DIRECTIVE
Scan the data. Collect each line that contains the word "ingeschakeld".

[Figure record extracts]
§
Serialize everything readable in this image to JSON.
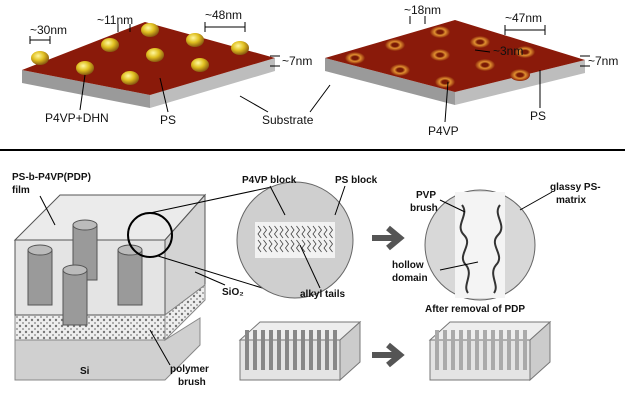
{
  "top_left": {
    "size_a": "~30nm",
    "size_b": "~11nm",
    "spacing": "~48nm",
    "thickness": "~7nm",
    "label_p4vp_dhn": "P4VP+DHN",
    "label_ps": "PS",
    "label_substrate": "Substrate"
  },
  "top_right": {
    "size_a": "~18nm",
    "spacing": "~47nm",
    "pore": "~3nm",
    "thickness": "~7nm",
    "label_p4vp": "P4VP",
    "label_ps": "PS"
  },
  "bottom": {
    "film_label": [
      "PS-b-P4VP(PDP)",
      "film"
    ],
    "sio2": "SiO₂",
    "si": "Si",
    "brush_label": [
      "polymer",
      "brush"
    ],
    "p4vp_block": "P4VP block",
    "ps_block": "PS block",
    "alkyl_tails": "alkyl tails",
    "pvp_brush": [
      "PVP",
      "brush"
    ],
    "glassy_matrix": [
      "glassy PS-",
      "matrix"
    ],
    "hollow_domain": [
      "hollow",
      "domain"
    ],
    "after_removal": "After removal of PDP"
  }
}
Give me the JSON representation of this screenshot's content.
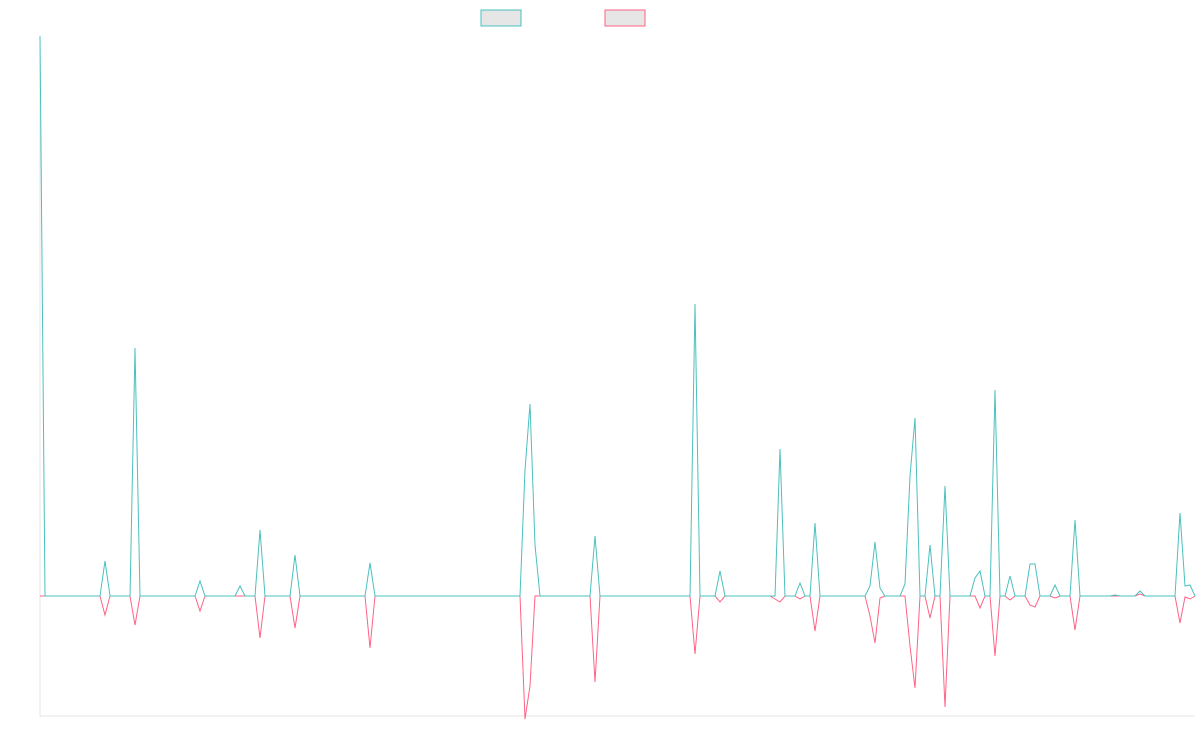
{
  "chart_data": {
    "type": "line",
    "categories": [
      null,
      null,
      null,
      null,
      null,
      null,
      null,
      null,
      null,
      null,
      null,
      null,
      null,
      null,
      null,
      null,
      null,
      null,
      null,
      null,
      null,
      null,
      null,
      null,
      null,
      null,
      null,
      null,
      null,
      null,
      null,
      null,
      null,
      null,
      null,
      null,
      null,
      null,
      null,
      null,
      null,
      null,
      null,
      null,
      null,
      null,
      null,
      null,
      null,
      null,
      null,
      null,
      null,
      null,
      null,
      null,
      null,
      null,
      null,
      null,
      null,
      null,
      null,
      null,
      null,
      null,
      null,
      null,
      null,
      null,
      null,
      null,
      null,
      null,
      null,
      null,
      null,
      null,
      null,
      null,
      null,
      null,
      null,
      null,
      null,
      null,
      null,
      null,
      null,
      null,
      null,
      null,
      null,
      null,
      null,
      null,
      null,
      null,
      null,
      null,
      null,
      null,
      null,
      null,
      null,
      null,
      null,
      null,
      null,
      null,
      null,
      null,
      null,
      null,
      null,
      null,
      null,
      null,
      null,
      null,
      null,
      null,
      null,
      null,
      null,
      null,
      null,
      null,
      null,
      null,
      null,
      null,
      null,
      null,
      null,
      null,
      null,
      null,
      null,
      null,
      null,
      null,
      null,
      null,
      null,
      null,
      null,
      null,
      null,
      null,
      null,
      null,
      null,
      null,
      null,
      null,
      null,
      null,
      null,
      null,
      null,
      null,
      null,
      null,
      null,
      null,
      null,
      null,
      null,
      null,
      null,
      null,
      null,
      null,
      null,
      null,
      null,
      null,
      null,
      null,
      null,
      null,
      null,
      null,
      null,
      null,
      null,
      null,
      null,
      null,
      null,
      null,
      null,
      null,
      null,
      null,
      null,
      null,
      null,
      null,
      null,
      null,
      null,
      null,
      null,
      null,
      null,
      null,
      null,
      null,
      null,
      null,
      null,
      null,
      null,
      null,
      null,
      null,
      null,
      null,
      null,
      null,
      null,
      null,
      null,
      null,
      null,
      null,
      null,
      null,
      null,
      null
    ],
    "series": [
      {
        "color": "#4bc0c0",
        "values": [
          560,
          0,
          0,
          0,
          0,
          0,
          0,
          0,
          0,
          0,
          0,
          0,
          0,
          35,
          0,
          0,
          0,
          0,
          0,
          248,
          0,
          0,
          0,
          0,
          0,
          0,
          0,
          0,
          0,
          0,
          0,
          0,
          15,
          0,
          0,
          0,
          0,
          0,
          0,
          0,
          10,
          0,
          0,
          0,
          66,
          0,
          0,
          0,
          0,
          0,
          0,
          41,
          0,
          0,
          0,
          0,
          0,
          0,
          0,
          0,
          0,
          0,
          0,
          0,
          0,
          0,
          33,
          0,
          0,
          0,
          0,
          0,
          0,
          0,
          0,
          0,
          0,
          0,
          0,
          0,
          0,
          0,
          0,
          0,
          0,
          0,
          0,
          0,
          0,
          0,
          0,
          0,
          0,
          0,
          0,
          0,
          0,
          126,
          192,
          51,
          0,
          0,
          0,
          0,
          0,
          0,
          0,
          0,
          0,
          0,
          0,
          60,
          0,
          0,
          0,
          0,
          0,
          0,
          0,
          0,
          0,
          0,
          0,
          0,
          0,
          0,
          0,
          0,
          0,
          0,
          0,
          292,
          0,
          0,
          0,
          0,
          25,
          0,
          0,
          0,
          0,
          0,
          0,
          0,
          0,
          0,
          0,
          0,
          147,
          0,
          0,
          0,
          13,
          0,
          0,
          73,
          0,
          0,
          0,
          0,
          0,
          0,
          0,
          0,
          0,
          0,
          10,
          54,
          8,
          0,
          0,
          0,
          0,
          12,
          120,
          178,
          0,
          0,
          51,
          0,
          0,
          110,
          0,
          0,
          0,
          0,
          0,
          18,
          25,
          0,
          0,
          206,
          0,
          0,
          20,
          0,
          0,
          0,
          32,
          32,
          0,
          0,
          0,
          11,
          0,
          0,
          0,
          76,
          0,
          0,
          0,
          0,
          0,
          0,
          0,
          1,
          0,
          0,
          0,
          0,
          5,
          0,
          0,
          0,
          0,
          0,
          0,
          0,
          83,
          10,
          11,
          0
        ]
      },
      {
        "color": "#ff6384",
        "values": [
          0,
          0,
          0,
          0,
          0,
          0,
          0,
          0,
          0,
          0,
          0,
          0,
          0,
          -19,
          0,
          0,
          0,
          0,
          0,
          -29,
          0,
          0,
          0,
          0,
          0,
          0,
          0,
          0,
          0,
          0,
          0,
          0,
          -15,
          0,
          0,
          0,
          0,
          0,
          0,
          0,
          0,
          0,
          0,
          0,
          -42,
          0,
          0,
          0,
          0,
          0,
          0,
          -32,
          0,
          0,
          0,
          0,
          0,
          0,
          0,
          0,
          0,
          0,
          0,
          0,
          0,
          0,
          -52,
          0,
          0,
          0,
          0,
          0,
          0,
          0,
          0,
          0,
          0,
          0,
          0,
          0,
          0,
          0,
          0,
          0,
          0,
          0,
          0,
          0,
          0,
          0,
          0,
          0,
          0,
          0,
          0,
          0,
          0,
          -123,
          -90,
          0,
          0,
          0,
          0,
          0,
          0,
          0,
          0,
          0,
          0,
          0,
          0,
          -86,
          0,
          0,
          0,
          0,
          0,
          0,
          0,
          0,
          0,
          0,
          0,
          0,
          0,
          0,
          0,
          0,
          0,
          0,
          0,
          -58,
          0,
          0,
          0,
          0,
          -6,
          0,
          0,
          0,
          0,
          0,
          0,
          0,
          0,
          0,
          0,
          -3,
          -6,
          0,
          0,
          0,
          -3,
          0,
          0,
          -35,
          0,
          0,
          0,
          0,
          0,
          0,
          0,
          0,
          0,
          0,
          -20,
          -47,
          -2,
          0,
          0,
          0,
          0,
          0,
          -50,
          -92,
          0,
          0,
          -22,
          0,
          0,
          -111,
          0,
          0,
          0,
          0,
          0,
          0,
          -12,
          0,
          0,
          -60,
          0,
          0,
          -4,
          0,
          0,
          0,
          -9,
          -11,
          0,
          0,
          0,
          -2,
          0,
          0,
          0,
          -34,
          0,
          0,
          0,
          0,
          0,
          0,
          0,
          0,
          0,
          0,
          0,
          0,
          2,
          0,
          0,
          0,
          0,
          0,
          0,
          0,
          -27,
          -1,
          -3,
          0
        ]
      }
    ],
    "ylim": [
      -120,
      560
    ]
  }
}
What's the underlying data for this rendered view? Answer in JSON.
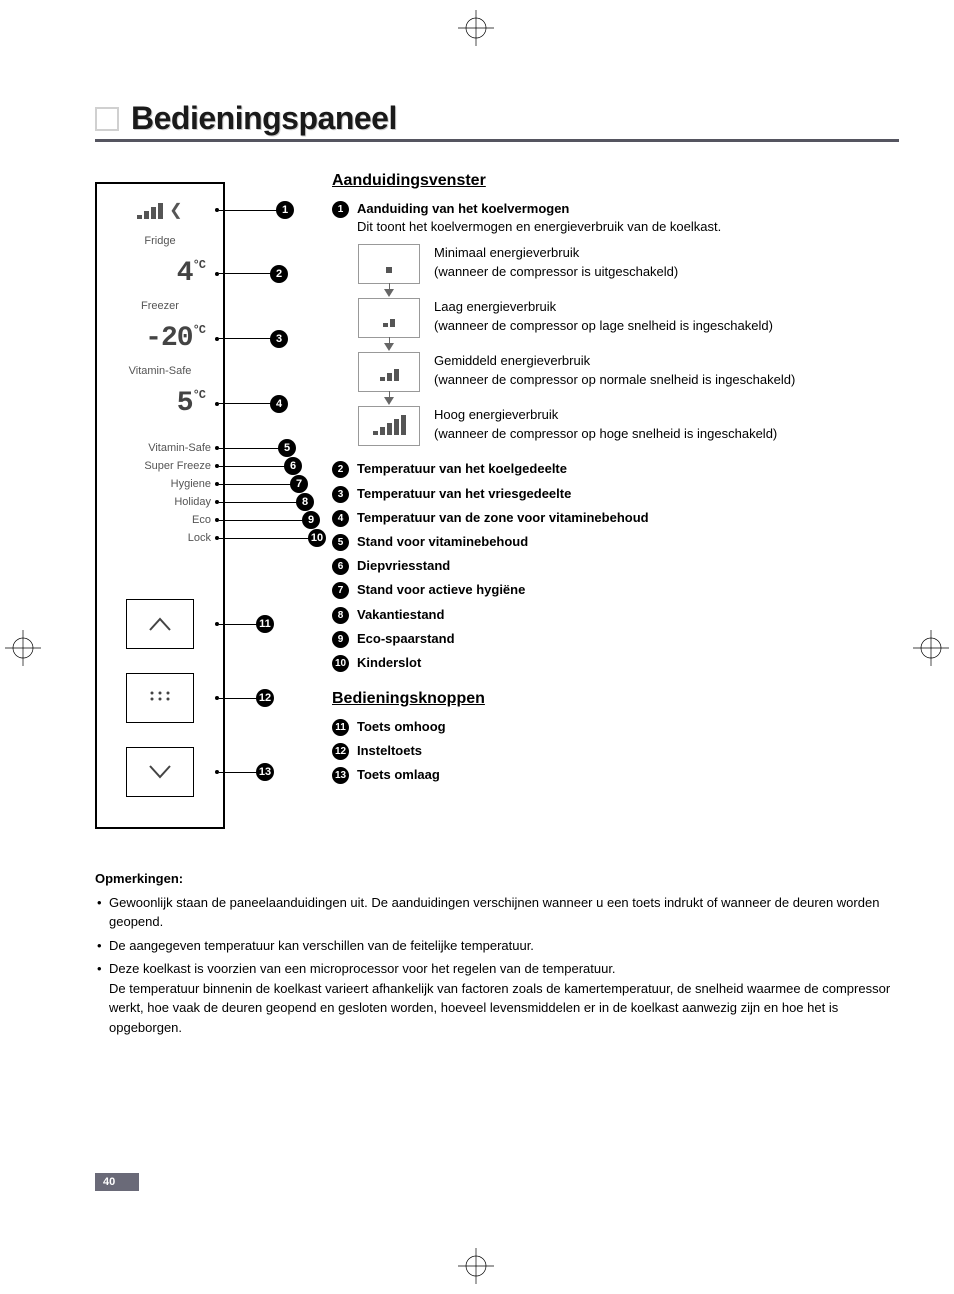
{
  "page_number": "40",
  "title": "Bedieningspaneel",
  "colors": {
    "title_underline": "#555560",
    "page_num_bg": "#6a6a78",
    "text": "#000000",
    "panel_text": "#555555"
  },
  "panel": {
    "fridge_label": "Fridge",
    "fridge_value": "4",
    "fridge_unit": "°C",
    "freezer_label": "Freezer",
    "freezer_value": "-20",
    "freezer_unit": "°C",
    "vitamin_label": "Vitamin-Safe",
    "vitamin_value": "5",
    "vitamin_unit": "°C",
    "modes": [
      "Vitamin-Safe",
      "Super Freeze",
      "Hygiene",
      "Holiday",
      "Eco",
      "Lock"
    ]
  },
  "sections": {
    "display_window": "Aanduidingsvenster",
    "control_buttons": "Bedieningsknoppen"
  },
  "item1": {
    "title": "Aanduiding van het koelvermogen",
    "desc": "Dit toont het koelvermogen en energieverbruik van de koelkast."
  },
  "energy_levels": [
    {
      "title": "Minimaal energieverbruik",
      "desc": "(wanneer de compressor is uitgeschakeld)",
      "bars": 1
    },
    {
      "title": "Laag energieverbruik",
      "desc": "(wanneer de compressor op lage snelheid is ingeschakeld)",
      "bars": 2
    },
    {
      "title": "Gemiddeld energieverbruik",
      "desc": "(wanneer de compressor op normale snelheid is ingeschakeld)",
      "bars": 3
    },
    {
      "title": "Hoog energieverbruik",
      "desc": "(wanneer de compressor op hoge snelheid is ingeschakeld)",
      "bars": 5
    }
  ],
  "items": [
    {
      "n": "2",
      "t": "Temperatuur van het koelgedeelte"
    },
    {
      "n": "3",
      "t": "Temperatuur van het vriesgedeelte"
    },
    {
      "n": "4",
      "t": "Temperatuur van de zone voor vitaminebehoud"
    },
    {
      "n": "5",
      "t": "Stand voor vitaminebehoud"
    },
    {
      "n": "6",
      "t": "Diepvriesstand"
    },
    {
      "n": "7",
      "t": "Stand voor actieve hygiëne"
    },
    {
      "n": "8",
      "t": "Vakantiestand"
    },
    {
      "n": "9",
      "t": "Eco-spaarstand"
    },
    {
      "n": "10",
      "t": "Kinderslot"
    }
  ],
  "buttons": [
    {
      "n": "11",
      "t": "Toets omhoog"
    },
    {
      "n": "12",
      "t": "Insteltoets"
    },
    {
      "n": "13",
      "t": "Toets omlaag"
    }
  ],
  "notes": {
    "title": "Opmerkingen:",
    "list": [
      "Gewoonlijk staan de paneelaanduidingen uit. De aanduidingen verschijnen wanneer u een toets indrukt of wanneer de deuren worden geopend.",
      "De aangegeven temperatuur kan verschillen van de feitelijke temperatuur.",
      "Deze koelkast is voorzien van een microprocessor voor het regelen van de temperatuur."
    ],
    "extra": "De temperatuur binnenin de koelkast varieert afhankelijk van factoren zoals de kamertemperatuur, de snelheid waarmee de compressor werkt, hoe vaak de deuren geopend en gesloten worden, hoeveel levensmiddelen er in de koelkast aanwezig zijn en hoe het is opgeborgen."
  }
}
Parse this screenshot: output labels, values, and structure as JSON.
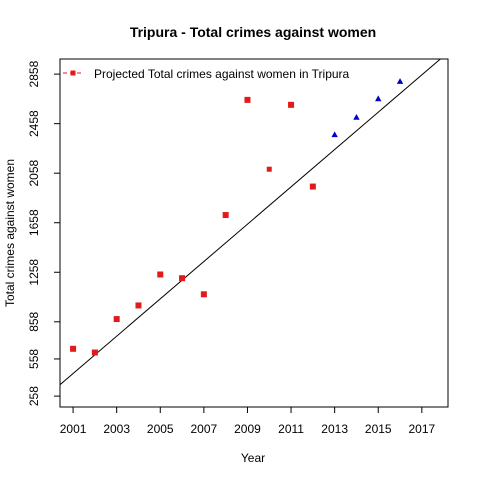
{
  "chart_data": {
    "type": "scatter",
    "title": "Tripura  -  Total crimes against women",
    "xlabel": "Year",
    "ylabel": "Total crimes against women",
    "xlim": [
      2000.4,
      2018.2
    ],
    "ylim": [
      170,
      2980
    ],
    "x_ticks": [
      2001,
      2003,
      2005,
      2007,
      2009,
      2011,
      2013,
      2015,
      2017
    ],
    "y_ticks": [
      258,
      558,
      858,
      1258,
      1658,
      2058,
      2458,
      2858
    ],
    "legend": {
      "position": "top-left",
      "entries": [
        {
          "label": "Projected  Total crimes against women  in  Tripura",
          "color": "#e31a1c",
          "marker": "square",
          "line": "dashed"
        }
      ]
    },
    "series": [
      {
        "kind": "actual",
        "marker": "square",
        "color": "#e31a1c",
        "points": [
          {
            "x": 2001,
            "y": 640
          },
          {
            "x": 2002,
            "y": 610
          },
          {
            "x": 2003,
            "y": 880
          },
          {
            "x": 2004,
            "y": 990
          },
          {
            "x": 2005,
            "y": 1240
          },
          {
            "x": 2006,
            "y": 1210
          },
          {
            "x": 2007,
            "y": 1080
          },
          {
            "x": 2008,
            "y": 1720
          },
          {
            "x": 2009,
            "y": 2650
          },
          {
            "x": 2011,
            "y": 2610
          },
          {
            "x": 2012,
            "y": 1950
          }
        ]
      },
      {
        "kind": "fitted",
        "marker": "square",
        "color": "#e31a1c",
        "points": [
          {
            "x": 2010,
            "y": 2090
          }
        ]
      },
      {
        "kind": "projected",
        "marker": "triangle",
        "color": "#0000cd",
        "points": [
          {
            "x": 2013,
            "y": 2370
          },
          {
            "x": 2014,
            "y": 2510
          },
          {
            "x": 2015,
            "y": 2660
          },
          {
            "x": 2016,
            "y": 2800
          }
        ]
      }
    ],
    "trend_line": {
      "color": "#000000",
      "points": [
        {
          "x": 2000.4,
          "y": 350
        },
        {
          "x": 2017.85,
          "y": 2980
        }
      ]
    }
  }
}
§
SOLUTION TO THIS TASK
      "desc": "(wanneer de compressor op lage snelheid is ingeschakeld)",
      "desc": "(wanneer de compressor op normale snelheid is ingeschakeld)",
      "desc": "(wanneer de compressor op hoge snelheid is ingeschakeld)",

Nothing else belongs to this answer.